Figure data in JSON:
-*-

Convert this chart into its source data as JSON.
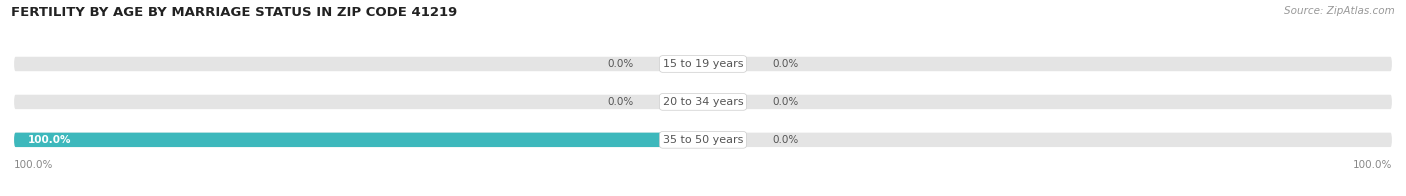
{
  "title": "FERTILITY BY AGE BY MARRIAGE STATUS IN ZIP CODE 41219",
  "source": "Source: ZipAtlas.com",
  "categories": [
    "15 to 19 years",
    "20 to 34 years",
    "35 to 50 years"
  ],
  "married_values": [
    0.0,
    0.0,
    100.0
  ],
  "unmarried_values": [
    0.0,
    0.0,
    0.0
  ],
  "married_color": "#3db8bc",
  "unmarried_color": "#f599ae",
  "bar_bg_color": "#e4e4e4",
  "bar_height": 0.38,
  "title_fontsize": 9.5,
  "source_fontsize": 7.5,
  "label_fontsize": 7.5,
  "category_fontsize": 8,
  "legend_fontsize": 8.5,
  "xlim_left": -100,
  "xlim_right": 100,
  "x_left_label": "100.0%",
  "x_right_label": "100.0%",
  "background_color": "#ffffff",
  "text_color": "#555555",
  "source_color": "#999999",
  "axis_label_color": "#888888"
}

-*-

Omit every picture while copying the listing above exactly.

Convert this chart into its source data as JSON.
{
  "title": "FERTILITY BY AGE BY MARRIAGE STATUS IN ZIP CODE 41219",
  "source": "Source: ZipAtlas.com",
  "categories": [
    "15 to 19 years",
    "20 to 34 years",
    "35 to 50 years"
  ],
  "married_values": [
    0.0,
    0.0,
    100.0
  ],
  "unmarried_values": [
    0.0,
    0.0,
    0.0
  ],
  "married_color": "#3db8bc",
  "unmarried_color": "#f599ae",
  "bar_bg_color": "#e4e4e4",
  "bar_height": 0.38,
  "title_fontsize": 9.5,
  "source_fontsize": 7.5,
  "label_fontsize": 7.5,
  "category_fontsize": 8,
  "legend_fontsize": 8.5,
  "xlim_left": -100,
  "xlim_right": 100,
  "x_left_label": "100.0%",
  "x_right_label": "100.0%",
  "background_color": "#ffffff",
  "text_color": "#555555",
  "source_color": "#999999",
  "axis_label_color": "#888888"
}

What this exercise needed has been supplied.